* _Exercise brief_: Quote the listing in full, exactly as given, minus any pictures.

Stored items:
————————

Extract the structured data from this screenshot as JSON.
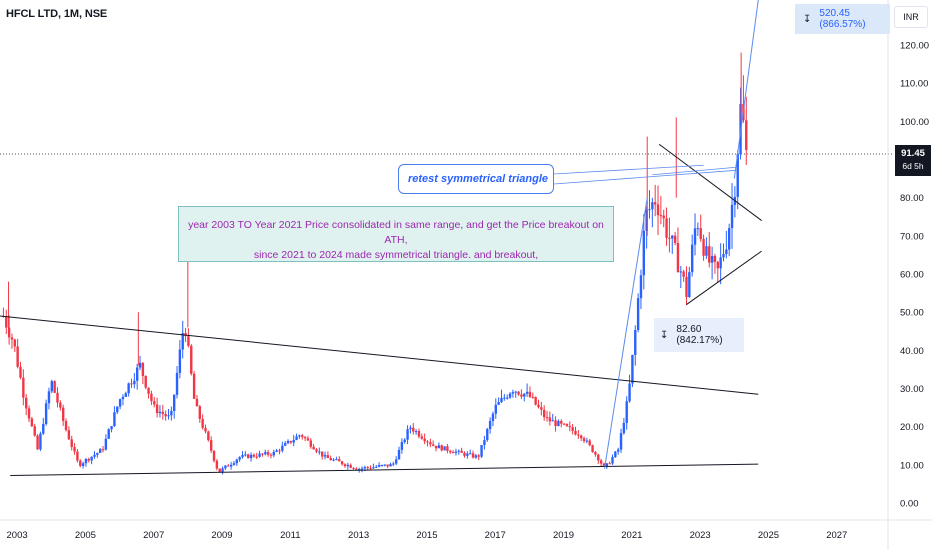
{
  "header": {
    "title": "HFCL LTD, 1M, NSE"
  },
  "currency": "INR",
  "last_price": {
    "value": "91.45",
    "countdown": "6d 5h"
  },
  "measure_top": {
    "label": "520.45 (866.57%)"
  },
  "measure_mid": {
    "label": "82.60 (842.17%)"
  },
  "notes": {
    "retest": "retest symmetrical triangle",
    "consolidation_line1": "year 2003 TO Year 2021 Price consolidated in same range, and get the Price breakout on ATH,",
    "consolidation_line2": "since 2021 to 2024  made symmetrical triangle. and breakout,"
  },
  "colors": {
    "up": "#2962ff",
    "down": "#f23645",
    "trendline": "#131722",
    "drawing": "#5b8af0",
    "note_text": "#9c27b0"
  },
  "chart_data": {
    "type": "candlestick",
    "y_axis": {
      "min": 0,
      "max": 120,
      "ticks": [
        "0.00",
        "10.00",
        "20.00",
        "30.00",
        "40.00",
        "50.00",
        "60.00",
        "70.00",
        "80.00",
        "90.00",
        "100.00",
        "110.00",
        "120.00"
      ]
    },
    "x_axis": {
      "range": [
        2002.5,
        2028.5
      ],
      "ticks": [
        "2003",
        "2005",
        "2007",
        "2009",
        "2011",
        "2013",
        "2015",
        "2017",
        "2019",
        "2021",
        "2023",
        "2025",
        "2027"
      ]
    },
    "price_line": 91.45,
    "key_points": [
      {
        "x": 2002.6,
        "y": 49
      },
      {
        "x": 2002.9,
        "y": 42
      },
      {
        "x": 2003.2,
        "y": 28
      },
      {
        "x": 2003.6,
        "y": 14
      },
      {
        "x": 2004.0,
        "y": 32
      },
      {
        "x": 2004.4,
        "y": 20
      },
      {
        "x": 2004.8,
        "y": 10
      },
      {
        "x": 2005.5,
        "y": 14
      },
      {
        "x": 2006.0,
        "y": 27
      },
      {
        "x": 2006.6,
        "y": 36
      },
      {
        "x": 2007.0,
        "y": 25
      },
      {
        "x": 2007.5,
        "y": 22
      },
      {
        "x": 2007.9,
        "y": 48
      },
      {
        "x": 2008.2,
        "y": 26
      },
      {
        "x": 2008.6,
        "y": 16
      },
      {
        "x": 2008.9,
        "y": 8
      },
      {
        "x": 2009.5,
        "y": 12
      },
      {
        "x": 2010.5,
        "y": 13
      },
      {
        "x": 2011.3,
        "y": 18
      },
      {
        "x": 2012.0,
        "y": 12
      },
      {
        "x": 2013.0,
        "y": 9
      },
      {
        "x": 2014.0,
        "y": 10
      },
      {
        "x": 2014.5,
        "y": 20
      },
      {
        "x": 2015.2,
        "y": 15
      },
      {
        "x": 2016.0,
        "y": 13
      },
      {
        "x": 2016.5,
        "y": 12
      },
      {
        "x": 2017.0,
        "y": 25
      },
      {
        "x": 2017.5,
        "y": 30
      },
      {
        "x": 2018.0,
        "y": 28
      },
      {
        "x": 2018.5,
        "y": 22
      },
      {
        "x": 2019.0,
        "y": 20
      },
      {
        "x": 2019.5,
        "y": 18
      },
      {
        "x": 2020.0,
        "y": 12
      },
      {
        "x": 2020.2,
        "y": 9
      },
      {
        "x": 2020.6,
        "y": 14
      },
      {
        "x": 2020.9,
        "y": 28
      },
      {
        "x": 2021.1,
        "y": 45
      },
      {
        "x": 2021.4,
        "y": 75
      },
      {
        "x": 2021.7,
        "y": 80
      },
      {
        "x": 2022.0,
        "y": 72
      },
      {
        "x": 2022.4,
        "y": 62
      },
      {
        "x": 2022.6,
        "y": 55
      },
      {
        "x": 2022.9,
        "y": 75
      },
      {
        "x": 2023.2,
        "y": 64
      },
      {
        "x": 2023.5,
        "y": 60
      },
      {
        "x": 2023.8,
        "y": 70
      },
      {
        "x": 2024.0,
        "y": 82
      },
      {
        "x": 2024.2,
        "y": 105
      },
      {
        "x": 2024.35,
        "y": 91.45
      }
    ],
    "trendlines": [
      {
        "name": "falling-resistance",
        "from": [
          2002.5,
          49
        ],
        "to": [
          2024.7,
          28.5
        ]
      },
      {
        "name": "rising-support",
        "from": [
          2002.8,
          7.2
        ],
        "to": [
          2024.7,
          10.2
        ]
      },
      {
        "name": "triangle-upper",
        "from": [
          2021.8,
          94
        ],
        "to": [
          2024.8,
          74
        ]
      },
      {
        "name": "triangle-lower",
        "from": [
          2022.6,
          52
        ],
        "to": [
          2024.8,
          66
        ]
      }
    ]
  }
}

————————

* _Result_:
Extract the structured data from this screenshot as JSON.
{
  "header": {
    "title": "HFCL LTD, 1M, NSE"
  },
  "currency": "INR",
  "last_price": {
    "value": "91.45",
    "countdown": "6d 5h"
  },
  "measure_top": {
    "label": "520.45 (866.57%)"
  },
  "measure_mid": {
    "label": "82.60 (842.17%)"
  },
  "notes": {
    "retest": "retest symmetrical triangle",
    "consolidation_line1": "year 2003 TO Year 2021 Price consolidated in same range, and get the Price breakout on ATH,",
    "consolidation_line2": "since 2021 to 2024  made symmetrical triangle. and breakout,"
  },
  "colors": {
    "up": "#2962ff",
    "down": "#f23645",
    "trendline": "#131722",
    "drawing": "#5b8af0",
    "note_text": "#9c27b0"
  },
  "chart_data": {
    "type": "candlestick",
    "y_axis": {
      "min": 0,
      "max": 120,
      "ticks": [
        "0.00",
        "10.00",
        "20.00",
        "30.00",
        "40.00",
        "50.00",
        "60.00",
        "70.00",
        "80.00",
        "90.00",
        "100.00",
        "110.00",
        "120.00"
      ]
    },
    "x_axis": {
      "range": [
        2002.5,
        2028.5
      ],
      "ticks": [
        "2003",
        "2005",
        "2007",
        "2009",
        "2011",
        "2013",
        "2015",
        "2017",
        "2019",
        "2021",
        "2023",
        "2025",
        "2027"
      ]
    },
    "price_line": 91.45,
    "key_points": [
      {
        "x": 2002.6,
        "y": 49
      },
      {
        "x": 2002.9,
        "y": 42
      },
      {
        "x": 2003.2,
        "y": 28
      },
      {
        "x": 2003.6,
        "y": 14
      },
      {
        "x": 2004.0,
        "y": 32
      },
      {
        "x": 2004.4,
        "y": 20
      },
      {
        "x": 2004.8,
        "y": 10
      },
      {
        "x": 2005.5,
        "y": 14
      },
      {
        "x": 2006.0,
        "y": 27
      },
      {
        "x": 2006.6,
        "y": 36
      },
      {
        "x": 2007.0,
        "y": 25
      },
      {
        "x": 2007.5,
        "y": 22
      },
      {
        "x": 2007.9,
        "y": 48
      },
      {
        "x": 2008.2,
        "y": 26
      },
      {
        "x": 2008.6,
        "y": 16
      },
      {
        "x": 2008.9,
        "y": 8
      },
      {
        "x": 2009.5,
        "y": 12
      },
      {
        "x": 2010.5,
        "y": 13
      },
      {
        "x": 2011.3,
        "y": 18
      },
      {
        "x": 2012.0,
        "y": 12
      },
      {
        "x": 2013.0,
        "y": 9
      },
      {
        "x": 2014.0,
        "y": 10
      },
      {
        "x": 2014.5,
        "y": 20
      },
      {
        "x": 2015.2,
        "y": 15
      },
      {
        "x": 2016.0,
        "y": 13
      },
      {
        "x": 2016.5,
        "y": 12
      },
      {
        "x": 2017.0,
        "y": 25
      },
      {
        "x": 2017.5,
        "y": 30
      },
      {
        "x": 2018.0,
        "y": 28
      },
      {
        "x": 2018.5,
        "y": 22
      },
      {
        "x": 2019.0,
        "y": 20
      },
      {
        "x": 2019.5,
        "y": 18
      },
      {
        "x": 2020.0,
        "y": 12
      },
      {
        "x": 2020.2,
        "y": 9
      },
      {
        "x": 2020.6,
        "y": 14
      },
      {
        "x": 2020.9,
        "y": 28
      },
      {
        "x": 2021.1,
        "y": 45
      },
      {
        "x": 2021.4,
        "y": 75
      },
      {
        "x": 2021.7,
        "y": 80
      },
      {
        "x": 2022.0,
        "y": 72
      },
      {
        "x": 2022.4,
        "y": 62
      },
      {
        "x": 2022.6,
        "y": 55
      },
      {
        "x": 2022.9,
        "y": 75
      },
      {
        "x": 2023.2,
        "y": 64
      },
      {
        "x": 2023.5,
        "y": 60
      },
      {
        "x": 2023.8,
        "y": 70
      },
      {
        "x": 2024.0,
        "y": 82
      },
      {
        "x": 2024.2,
        "y": 105
      },
      {
        "x": 2024.35,
        "y": 91.45
      }
    ],
    "trendlines": [
      {
        "name": "falling-resistance",
        "from": [
          2002.5,
          49
        ],
        "to": [
          2024.7,
          28.5
        ]
      },
      {
        "name": "rising-support",
        "from": [
          2002.8,
          7.2
        ],
        "to": [
          2024.7,
          10.2
        ]
      },
      {
        "name": "triangle-upper",
        "from": [
          2021.8,
          94
        ],
        "to": [
          2024.8,
          74
        ]
      },
      {
        "name": "triangle-lower",
        "from": [
          2022.6,
          52
        ],
        "to": [
          2024.8,
          66
        ]
      }
    ]
  }
}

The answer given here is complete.